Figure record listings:

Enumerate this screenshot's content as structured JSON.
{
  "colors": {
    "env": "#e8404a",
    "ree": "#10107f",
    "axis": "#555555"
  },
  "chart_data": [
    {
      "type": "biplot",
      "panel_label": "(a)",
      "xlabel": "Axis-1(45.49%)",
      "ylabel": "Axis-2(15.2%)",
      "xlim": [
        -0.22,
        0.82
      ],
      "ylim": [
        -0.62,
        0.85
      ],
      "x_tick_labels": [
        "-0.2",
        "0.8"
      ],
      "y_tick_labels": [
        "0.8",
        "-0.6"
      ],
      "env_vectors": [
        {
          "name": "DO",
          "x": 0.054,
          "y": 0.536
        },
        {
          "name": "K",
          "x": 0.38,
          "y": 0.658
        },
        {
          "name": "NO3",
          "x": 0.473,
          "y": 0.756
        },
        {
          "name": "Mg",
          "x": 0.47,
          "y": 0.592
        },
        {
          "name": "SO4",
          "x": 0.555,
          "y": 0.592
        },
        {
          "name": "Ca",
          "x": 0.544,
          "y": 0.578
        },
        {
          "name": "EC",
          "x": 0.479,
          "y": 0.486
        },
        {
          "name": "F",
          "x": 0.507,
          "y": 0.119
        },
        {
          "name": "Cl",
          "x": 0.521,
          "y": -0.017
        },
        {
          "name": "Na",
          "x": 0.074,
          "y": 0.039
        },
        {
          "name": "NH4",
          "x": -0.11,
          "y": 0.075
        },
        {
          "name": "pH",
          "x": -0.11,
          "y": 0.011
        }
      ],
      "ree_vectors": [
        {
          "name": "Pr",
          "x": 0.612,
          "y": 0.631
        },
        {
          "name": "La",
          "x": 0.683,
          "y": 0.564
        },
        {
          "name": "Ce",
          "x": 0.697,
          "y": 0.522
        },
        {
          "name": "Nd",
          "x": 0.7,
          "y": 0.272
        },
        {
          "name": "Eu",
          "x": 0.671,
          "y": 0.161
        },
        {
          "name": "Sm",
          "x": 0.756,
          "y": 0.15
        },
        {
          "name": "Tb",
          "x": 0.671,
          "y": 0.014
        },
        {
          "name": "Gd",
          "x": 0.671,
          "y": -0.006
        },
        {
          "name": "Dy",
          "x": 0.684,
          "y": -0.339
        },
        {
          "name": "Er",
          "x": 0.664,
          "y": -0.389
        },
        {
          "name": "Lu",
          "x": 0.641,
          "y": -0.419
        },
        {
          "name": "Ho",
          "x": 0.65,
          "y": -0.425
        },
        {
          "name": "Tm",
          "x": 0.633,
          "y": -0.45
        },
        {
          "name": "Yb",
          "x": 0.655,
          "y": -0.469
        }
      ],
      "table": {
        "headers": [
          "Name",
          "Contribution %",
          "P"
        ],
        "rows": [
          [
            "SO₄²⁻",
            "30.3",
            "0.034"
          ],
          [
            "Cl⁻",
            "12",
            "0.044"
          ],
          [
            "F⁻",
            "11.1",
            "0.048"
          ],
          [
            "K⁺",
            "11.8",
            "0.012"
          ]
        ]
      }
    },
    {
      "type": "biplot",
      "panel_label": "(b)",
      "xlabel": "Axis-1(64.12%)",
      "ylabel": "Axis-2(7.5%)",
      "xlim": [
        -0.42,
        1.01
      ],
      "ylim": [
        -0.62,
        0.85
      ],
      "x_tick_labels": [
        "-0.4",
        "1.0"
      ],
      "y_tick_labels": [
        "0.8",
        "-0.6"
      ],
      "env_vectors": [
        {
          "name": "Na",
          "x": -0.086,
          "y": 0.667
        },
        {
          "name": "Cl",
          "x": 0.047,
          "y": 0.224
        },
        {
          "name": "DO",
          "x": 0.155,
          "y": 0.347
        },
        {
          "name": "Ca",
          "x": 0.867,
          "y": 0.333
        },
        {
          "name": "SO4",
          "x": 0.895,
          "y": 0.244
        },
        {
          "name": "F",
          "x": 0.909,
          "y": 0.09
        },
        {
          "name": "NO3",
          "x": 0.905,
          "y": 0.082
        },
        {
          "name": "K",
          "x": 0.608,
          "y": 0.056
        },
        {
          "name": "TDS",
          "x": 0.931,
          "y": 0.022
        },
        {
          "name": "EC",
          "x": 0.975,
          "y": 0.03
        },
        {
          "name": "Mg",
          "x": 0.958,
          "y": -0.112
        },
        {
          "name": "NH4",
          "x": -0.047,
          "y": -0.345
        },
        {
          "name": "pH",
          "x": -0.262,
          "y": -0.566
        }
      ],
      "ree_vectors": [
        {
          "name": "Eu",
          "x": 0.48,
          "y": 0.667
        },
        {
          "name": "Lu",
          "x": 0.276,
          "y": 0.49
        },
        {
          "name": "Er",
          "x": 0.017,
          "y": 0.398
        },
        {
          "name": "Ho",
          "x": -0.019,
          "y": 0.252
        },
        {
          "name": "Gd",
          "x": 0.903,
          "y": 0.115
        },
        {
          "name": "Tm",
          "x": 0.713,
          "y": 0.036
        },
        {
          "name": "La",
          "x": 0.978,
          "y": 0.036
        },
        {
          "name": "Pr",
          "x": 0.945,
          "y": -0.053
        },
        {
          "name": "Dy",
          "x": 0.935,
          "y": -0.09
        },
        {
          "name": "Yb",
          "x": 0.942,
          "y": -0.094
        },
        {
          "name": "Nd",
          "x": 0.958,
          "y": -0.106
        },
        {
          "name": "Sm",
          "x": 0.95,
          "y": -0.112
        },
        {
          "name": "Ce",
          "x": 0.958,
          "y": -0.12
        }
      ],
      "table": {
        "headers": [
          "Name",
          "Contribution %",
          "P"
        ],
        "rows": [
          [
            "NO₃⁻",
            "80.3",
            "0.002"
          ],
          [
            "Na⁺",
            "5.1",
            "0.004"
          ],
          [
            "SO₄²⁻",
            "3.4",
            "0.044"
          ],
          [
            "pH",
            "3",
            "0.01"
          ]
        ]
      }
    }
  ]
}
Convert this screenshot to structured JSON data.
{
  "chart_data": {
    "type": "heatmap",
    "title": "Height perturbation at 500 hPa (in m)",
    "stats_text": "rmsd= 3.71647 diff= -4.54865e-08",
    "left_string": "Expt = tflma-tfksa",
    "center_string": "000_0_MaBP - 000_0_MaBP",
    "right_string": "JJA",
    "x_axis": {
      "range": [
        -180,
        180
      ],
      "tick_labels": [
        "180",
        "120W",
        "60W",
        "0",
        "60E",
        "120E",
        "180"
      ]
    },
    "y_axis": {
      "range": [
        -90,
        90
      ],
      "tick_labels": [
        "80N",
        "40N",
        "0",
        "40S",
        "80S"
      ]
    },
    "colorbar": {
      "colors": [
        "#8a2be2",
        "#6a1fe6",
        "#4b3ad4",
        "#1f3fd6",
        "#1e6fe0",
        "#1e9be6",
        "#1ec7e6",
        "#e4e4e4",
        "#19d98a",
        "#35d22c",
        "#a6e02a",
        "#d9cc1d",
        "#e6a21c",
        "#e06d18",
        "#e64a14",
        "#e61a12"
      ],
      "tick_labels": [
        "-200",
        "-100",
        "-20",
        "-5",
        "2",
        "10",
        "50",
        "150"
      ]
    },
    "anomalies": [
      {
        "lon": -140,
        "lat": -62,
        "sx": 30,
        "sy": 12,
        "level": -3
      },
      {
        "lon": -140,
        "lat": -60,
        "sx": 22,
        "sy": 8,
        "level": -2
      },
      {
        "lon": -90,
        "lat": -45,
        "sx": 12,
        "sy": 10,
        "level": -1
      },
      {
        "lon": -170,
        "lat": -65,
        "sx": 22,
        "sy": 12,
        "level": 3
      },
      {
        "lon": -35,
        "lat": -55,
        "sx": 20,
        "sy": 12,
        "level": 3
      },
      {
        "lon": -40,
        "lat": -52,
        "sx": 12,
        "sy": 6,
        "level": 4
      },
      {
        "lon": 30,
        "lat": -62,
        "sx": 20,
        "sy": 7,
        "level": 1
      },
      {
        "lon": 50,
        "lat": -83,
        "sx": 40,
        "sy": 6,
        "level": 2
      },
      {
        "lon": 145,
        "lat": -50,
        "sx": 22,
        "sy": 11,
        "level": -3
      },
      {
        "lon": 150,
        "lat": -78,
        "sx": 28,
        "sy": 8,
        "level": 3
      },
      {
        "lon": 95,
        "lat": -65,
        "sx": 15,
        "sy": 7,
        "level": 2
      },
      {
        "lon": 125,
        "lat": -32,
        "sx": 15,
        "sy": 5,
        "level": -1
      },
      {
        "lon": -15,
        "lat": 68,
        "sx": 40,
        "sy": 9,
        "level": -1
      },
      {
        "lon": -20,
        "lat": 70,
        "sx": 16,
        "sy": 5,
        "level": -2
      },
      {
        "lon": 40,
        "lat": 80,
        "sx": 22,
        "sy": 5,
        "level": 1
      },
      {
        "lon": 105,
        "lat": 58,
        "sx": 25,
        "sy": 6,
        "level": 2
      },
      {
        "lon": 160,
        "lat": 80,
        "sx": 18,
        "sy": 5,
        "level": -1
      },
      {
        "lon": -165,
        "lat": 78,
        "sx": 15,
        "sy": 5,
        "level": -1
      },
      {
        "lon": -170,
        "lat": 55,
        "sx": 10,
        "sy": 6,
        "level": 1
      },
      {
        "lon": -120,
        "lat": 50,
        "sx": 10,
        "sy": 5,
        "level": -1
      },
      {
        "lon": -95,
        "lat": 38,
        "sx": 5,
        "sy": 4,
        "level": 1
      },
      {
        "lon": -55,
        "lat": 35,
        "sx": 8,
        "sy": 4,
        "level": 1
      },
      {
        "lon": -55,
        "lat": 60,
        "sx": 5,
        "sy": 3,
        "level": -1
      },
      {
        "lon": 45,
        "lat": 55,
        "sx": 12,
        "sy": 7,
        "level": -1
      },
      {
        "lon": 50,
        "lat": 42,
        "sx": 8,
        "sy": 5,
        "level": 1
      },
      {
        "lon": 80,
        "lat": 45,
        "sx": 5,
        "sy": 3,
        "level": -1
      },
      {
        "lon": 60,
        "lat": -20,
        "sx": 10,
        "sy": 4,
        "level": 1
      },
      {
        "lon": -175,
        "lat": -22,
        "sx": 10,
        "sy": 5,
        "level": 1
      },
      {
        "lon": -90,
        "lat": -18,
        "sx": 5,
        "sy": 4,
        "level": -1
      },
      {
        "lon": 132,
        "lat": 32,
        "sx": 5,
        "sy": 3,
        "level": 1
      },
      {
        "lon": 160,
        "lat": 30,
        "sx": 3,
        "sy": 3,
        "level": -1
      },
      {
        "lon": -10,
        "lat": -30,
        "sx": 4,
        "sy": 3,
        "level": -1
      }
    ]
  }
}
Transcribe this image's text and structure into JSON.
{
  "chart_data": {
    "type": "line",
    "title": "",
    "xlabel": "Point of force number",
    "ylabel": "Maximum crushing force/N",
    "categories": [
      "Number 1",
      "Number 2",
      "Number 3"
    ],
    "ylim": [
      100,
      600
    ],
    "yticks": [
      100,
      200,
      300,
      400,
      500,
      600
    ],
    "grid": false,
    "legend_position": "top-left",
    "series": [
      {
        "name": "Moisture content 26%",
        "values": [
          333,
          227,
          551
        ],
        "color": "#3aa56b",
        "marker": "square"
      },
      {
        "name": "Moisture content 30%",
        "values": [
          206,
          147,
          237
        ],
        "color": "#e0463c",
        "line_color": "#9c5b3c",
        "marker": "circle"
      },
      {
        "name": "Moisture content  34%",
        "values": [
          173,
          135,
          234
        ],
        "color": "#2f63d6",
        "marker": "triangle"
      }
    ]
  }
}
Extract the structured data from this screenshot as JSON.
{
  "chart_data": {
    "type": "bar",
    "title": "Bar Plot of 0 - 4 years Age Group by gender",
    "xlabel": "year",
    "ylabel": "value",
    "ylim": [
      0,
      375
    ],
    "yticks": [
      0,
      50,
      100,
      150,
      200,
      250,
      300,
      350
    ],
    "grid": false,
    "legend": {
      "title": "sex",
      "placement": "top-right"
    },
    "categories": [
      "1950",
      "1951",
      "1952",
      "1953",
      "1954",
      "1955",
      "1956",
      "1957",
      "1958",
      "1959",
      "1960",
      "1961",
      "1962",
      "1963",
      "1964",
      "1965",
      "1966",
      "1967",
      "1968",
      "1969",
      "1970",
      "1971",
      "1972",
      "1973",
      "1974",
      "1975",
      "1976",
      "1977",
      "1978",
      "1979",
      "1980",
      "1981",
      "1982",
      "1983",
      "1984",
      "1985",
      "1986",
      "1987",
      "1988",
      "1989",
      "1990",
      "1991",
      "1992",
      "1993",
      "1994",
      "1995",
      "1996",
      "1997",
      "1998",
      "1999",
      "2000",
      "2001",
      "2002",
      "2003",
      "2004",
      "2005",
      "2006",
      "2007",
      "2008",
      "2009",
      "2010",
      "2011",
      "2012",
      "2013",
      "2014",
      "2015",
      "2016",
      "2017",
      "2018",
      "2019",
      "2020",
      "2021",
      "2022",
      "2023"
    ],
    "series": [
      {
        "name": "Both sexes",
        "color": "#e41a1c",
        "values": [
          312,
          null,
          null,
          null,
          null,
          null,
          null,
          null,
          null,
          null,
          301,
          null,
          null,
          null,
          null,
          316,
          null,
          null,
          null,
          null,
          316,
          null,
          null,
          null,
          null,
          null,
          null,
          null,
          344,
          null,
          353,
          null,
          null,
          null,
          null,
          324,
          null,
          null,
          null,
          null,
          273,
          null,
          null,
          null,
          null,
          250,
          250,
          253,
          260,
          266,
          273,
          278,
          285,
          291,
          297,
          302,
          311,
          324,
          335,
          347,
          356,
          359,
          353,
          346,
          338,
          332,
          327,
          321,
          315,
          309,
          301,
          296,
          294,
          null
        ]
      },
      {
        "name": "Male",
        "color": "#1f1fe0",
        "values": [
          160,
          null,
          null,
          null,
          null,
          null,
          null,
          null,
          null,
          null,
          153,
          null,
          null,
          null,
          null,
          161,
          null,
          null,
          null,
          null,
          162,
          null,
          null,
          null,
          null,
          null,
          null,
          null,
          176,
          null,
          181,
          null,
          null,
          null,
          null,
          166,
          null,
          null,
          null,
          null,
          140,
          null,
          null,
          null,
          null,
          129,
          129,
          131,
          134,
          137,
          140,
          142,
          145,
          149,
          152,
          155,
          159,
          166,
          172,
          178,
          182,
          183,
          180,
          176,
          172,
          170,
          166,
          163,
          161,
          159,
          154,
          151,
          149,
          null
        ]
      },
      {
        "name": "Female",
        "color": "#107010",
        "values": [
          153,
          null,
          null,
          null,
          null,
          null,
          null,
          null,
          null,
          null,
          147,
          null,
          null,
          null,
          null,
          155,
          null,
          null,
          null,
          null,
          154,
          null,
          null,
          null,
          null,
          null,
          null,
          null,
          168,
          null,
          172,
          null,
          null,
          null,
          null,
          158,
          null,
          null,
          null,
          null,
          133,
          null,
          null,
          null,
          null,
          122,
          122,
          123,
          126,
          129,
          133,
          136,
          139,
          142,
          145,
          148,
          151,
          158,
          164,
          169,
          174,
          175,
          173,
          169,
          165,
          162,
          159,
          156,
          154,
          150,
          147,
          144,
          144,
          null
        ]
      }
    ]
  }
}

* [PROBLEM REQUIREMENTS]
Track down every line with the word "Moisture" and copy it.

* [TASK RESULT]
        "name": "Moisture content 26%",
        "name": "Moisture content 30%",
        "name": "Moisture content  34%",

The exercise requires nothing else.